Soal yang diberikan A: Tentukan apakah setiap pernyataan berikut sesuai dengan teks tentang proses pengawasan. Jawab ya atau tidak, lalu kutip kata-kata teks yang menentukan jawabannya secara persis. (i) Standar ditetapkan sebelum bawahan mulai bekerja. (ii) Standar hanya dapat dipakai untuk satu keperluan. (iii) Bawahan tidak perlu mengetahui standar yang dipakai atasannya.

C. Proses pengawasan
Dari uraian tersebut jelas bahwa pengawasan sangat diperlukan untuk mencapai tujuan yang telah ditetapkan sehingga sangat dibutuhkan langkah-langkah dalam pengawasan, yaitu sebagai berikut:
1) Menentukan standar atau dasar untuk pengawasan.
Yang menjadi titik perhatian dalam suatu pengawasan adalah sasaran yang hendak dicapai dan disesuaikan pelaksanaannya dengan rencana atau standar yang telah ditetapkan. “Standar” adalah alat yang penting sekali untuk manajemen yang dapat dipergunakan dalam berbagai cara dan untuk berbagai keperluan. Alat pengukur ini harus harus ditetapkan terlebih dahulu sebelum para pelaksana(bawahan) melaksanakan pekerjaannya dan mereka harus benar-benar mengetahui standar yang telah digunakan atasannya untuk menilai pekerjaannya.

Soal yang diberikan B: Salin persis baris-baris catatan mulai dari baris yang memuat "info: D: 12/15/20" sampai baris yang memuat "button[interactable]: Patterns <box>945", termasuk kedua baris tersebut.

Bahan tugas:

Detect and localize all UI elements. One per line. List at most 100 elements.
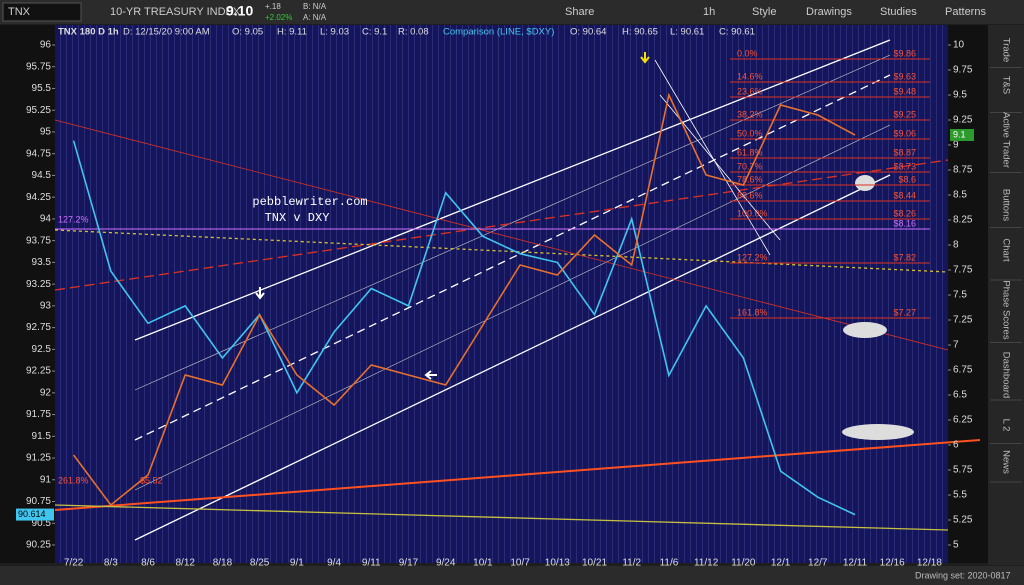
info: D: 12/15/20 9:00 AM <box>123 27 210 38</box>
fib-ratio: 38.2% <box>737 109 763 119</box>
button[interactable]: Drawings <box>806 6 852 18</box>
trend-line <box>54 119 949 351</box>
y-tick-label: 92.75 <box>26 322 51 333</box>
side-tab[interactable]: Chart <box>1000 238 1011 262</box>
button[interactable]: Style <box>752 6 776 18</box>
info-bar: TNX 180 D 1h D: 12/15/20 9:00 AM O: 9.05… <box>58 27 755 38</box>
right-axis-bg <box>948 25 988 563</box>
fib-ratio: 0.0% <box>737 48 758 58</box>
status-text: Drawing set: 2020-0817 <box>915 570 1011 580</box>
y-tick-label: 91.75 <box>26 409 51 420</box>
status-bar <box>0 566 1024 585</box>
fib-price: $8.87 <box>893 147 916 157</box>
x-tick-label: 10/21 <box>582 558 607 569</box>
side-tab[interactable]: Active Trader <box>1000 112 1011 168</box>
button[interactable]: Patterns <box>945 6 986 18</box>
y2-tick-label: 8.75 <box>953 165 973 176</box>
channel-line <box>134 54 891 391</box>
x-tick-label: 9/11 <box>362 558 381 569</box>
fib-ratio: 70.7% <box>737 161 763 171</box>
y-tick-label: 96 <box>40 40 52 51</box>
y-tick-label: 95.5 <box>32 83 52 94</box>
y2-tick-label: 6.25 <box>953 415 973 426</box>
y2-tick-label: 6 <box>953 440 959 451</box>
y-tick-label: 93.5 <box>32 257 52 268</box>
left-axis-bg <box>0 25 55 563</box>
y-tick-label: 93 <box>40 301 52 312</box>
side-tab[interactable]: L 2 <box>1000 419 1011 432</box>
y2-tick-label: 5.25 <box>953 515 973 526</box>
y2-tick-label: 6.75 <box>953 365 973 376</box>
fib-ratio: 100.0% <box>737 208 768 218</box>
y2-tick-label: 10 <box>953 40 965 51</box>
trend-line <box>54 229 949 273</box>
y2-tick-label: 9.75 <box>953 65 973 76</box>
x-tick-label: 12/7 <box>808 558 828 569</box>
price-badge <box>16 508 54 521</box>
y2-tick-label: 8 <box>953 240 959 251</box>
channel-mid <box>134 74 891 441</box>
channel-line <box>134 124 891 491</box>
fib-ratio: 14.6% <box>737 71 763 81</box>
study-label: TNX 180 D 1h <box>58 27 119 38</box>
y-tick-label: 90.25 <box>26 540 51 551</box>
fib-price: $7.82 <box>893 252 916 262</box>
fib-price: $9.06 <box>893 128 916 138</box>
y-tick-label: 91.25 <box>26 453 51 464</box>
x-tick-label: 10/1 <box>473 558 493 569</box>
arrow <box>255 287 265 300</box>
y-tick-label: 90.75 <box>26 496 51 507</box>
info: L: 90.61 <box>670 27 704 38</box>
drawings <box>54 39 981 541</box>
fib-ratio: 127.2% <box>737 252 768 262</box>
fib-price: $8.6 <box>898 174 916 184</box>
fib-ratio: 78.6% <box>737 174 763 184</box>
fib-label: $5.52 <box>140 475 163 485</box>
y-tick-label: 94.25 <box>26 192 51 203</box>
side-tab[interactable]: News <box>1000 450 1011 474</box>
y-tick-label: 91.5 <box>32 431 52 442</box>
fib-ratio: 161.8% <box>737 307 768 317</box>
trend-line <box>54 504 949 531</box>
marker <box>842 424 914 440</box>
side-tab[interactable]: T&S <box>1000 76 1011 94</box>
fib-label: 261.8% <box>58 475 89 485</box>
ask: A: N/A <box>303 13 327 22</box>
button[interactable]: 1h <box>703 6 715 18</box>
x-tick-label: 9/17 <box>399 558 419 569</box>
price-badge <box>950 129 974 141</box>
y-tick-label: 93.25 <box>26 279 51 290</box>
symbol-box[interactable] <box>2 2 82 22</box>
x-tick-label: 12/16 <box>880 558 905 569</box>
info: R: 0.08 <box>398 27 429 38</box>
y2-tick-label: 9.5 <box>953 90 967 101</box>
button[interactable]: Studies <box>880 6 917 18</box>
side-tab[interactable]: Trade <box>1000 38 1011 62</box>
annotation: TNX v DXY <box>265 211 330 225</box>
fib-ratio: 61.8% <box>737 147 763 157</box>
x-tick-label: 9/4 <box>327 558 341 569</box>
fib-ratio: 50.0% <box>737 128 763 138</box>
x-tick-label: 9/24 <box>436 558 456 569</box>
info: O: 9.05 <box>232 27 263 38</box>
info: O: 90.64 <box>570 27 606 38</box>
legend-entry: Comparison (LINE, $DXY) <box>443 27 554 38</box>
y2-tick-label: 5.5 <box>953 490 967 501</box>
side-tab[interactable]: Phase Scores <box>1000 280 1011 339</box>
y2-tick-label: 9.25 <box>953 115 973 126</box>
trend-line <box>54 439 981 511</box>
side-tab[interactable]: Buttons <box>1000 189 1011 221</box>
price-badge-text: 9.1 <box>953 129 966 139</box>
x-tick-label: 8/6 <box>141 558 155 569</box>
side-tab[interactable]: Dashboard <box>1000 352 1011 398</box>
y-tick-label: 92.5 <box>32 344 52 355</box>
fib-price: $8.26 <box>893 208 916 218</box>
x-tick-label: 11/6 <box>660 558 679 569</box>
price-badge-text: 90.614 <box>18 509 46 519</box>
button[interactable]: Share <box>565 6 594 18</box>
x-tick-label: 11/2 <box>622 558 641 569</box>
change: +.18 <box>265 2 281 11</box>
y2-tick-label: 7.25 <box>953 315 973 326</box>
channel-line <box>134 174 891 541</box>
channel-line <box>654 59 771 256</box>
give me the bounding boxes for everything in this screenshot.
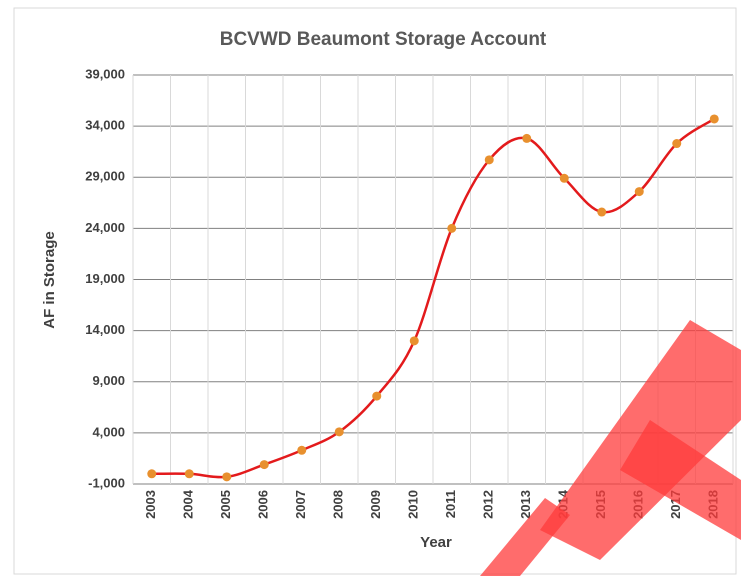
x-axis-title: Year xyxy=(420,534,452,551)
x-tick-label: 2005 xyxy=(218,490,233,519)
marker xyxy=(259,460,269,470)
x-tick-label: 2003 xyxy=(143,490,158,519)
line xyxy=(151,117,715,479)
marker xyxy=(559,173,569,183)
x-tick-label: 2004 xyxy=(181,489,196,519)
marker xyxy=(334,427,344,437)
y-tick-label: 29,000 xyxy=(85,169,125,184)
marker xyxy=(709,114,719,124)
x-tick-label: 2009 xyxy=(368,490,383,519)
marker xyxy=(222,472,232,482)
y-tick-label: -1,000 xyxy=(88,475,125,490)
marker xyxy=(634,187,644,197)
y-tick-label: 4,000 xyxy=(92,424,125,439)
y-tick-label: 19,000 xyxy=(85,271,125,286)
y-axis-title: AF in Storage xyxy=(41,231,58,329)
x-tick-label: 2006 xyxy=(256,490,271,519)
watermark xyxy=(620,420,741,540)
x-tick-label: 2011 xyxy=(443,490,458,518)
marker xyxy=(597,207,607,217)
marker xyxy=(184,469,194,479)
marker xyxy=(372,391,382,401)
y-tick-label: 14,000 xyxy=(85,322,125,337)
x-tick-label: 2010 xyxy=(406,490,421,519)
marker xyxy=(522,133,532,143)
marker xyxy=(147,469,157,479)
x-tick-label: 2012 xyxy=(481,490,496,519)
marker xyxy=(672,139,682,149)
x-tick-label: 2013 xyxy=(518,490,533,519)
y-tick-label: 39,000 xyxy=(85,66,125,81)
y-tick-label: 34,000 xyxy=(85,118,125,133)
chart-title: BCVWD Beaumont Storage Account xyxy=(220,29,547,50)
marker xyxy=(484,155,494,165)
x-tick-label: 2007 xyxy=(293,490,308,519)
y-tick-label: 24,000 xyxy=(85,220,125,235)
marker xyxy=(409,336,419,346)
y-tick-label: 9,000 xyxy=(92,373,125,388)
marker xyxy=(297,445,307,455)
watermark xyxy=(480,498,570,576)
x-tick-label: 2008 xyxy=(331,490,346,519)
marker xyxy=(447,223,457,233)
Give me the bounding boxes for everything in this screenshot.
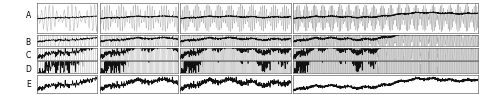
Text: C: C	[25, 51, 31, 60]
Text: B: B	[25, 38, 31, 47]
Text: D: D	[25, 65, 31, 74]
Text: E: E	[26, 80, 31, 89]
Text: A: A	[25, 11, 31, 20]
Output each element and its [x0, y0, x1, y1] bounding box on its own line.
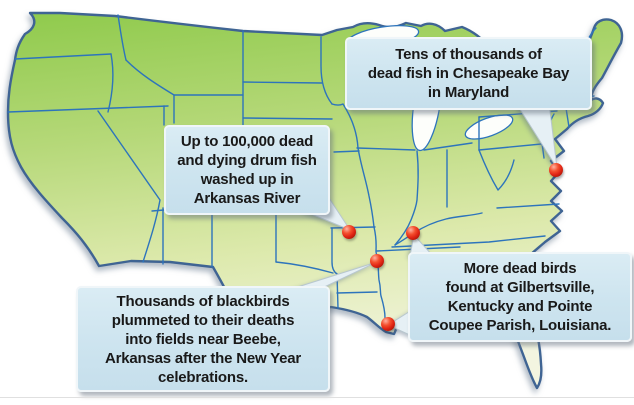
callout-line: Arkansas River: [193, 190, 301, 207]
callout-line: celebrations.: [158, 368, 248, 386]
callout-chesapeake-fish: Tens of thousands of dead fish in Chesap…: [345, 37, 592, 110]
callout-line: plummeted to their deaths: [111, 311, 295, 329]
callout-line: in Maryland: [427, 84, 510, 101]
callout-line: Kentucky and Pointe: [447, 298, 593, 315]
callout-beebe-blackbirds: Thousands of blackbirds plummeted to the…: [76, 286, 330, 392]
bottom-divider: [0, 397, 634, 398]
callout-more-dead-birds: More dead birds found at Gilbertsville, …: [408, 252, 632, 342]
callout-line: More dead birds: [463, 260, 577, 277]
callout-line: washed up in: [200, 171, 294, 188]
callout-line: Arkansas after the New Year: [104, 349, 302, 367]
callout-line: into fields near Beebe,: [125, 330, 281, 348]
callout-arkansas-river-fish: Up to 100,000 dead and dying drum fish w…: [164, 125, 330, 215]
callout-line: Thousands of blackbirds: [116, 292, 290, 310]
lake-erie-icon: [464, 114, 514, 140]
callout-line: Up to 100,000 dead: [180, 133, 314, 150]
callout-line: Coupee Parish, Louisiana.: [428, 317, 612, 334]
callout-line: Tens of thousands of: [395, 46, 542, 63]
callout-line: dead fish in Chesapeake Bay: [367, 65, 570, 82]
callout-line: and dying drum fish: [177, 152, 317, 169]
callout-line: found at Gilbertsville,: [445, 279, 595, 296]
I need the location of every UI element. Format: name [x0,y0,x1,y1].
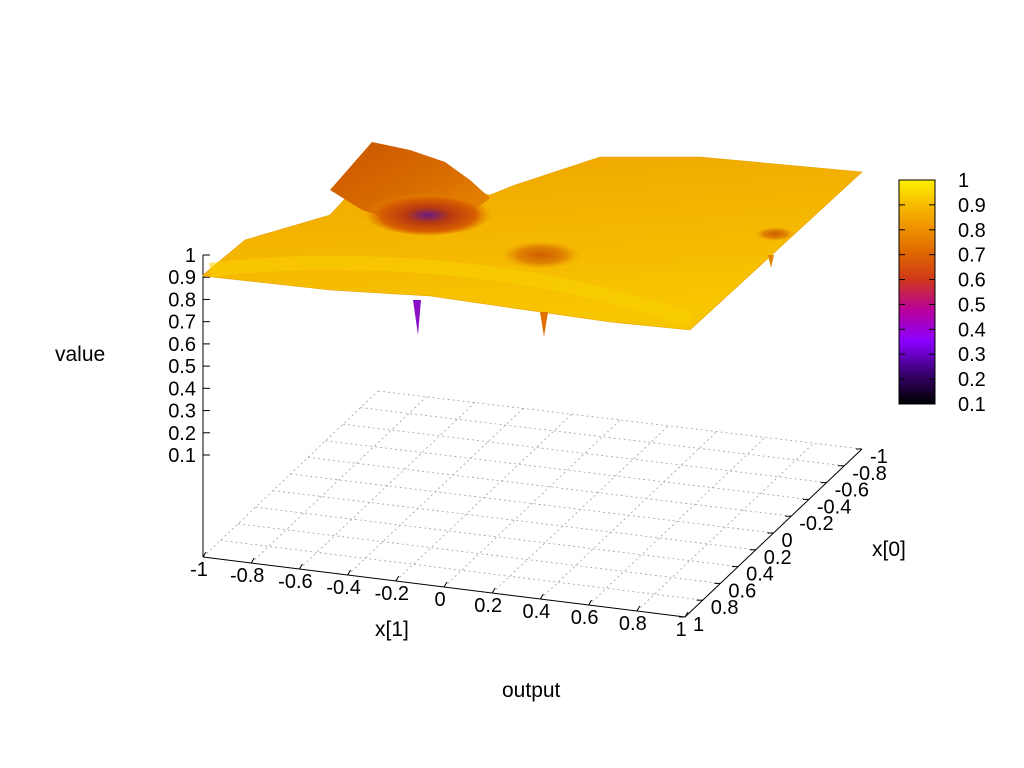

Jawaban lengkap A:
(i) Ya: "ditetapkan terlebih dahulu sebelum para pelaksana(bawahan) melaksanakan pekerjaannya".
(ii) Tidak: "dapat dipergunakan dalam berbagai cara dan untuk berbagai keperluan".
(iii) Tidak: "mereka harus benar-benar mengetahui standar yang telah digunakan atasannya untuk menilai pekerjaannya".

Jawaban lengkap B:
info: D: 12/15/20 9:00 AM <box>123 27 210 38</box>
fib-ratio: 38.2% <box>737 109 763 119</box>
button[interactable]: Drawings <box>806 6 852 18</box>
trend-line <box>54 119 949 351</box>
y-tick-label: 92.75 <box>26 322 51 333</box>
side-tab[interactable]: Chart <box>1000 238 1011 262</box>
button[interactable]: Style <box>752 6 776 18</box>
info-bar: TNX 180 D 1h D: 12/15/20 9:00 AM O: 9.05… <box>58 27 755 38</box>
right-axis-bg <box>948 25 988 563</box>
fib-ratio: 0.0% <box>737 48 758 58</box>
status-text: Drawing set: 2020-0817 <box>915 570 1011 580</box>
y-tick-label: 91.75 <box>26 409 51 420</box>
status-bar <box>0 566 1024 585</box>
fib-price: $8.87 <box>893 147 916 157</box>
x-tick-label: 10/21 <box>582 558 607 569</box>
side-tab[interactable]: Active Trader <box>1000 112 1011 168</box>
button[interactable]: Patterns <box>945 6 986 18</box>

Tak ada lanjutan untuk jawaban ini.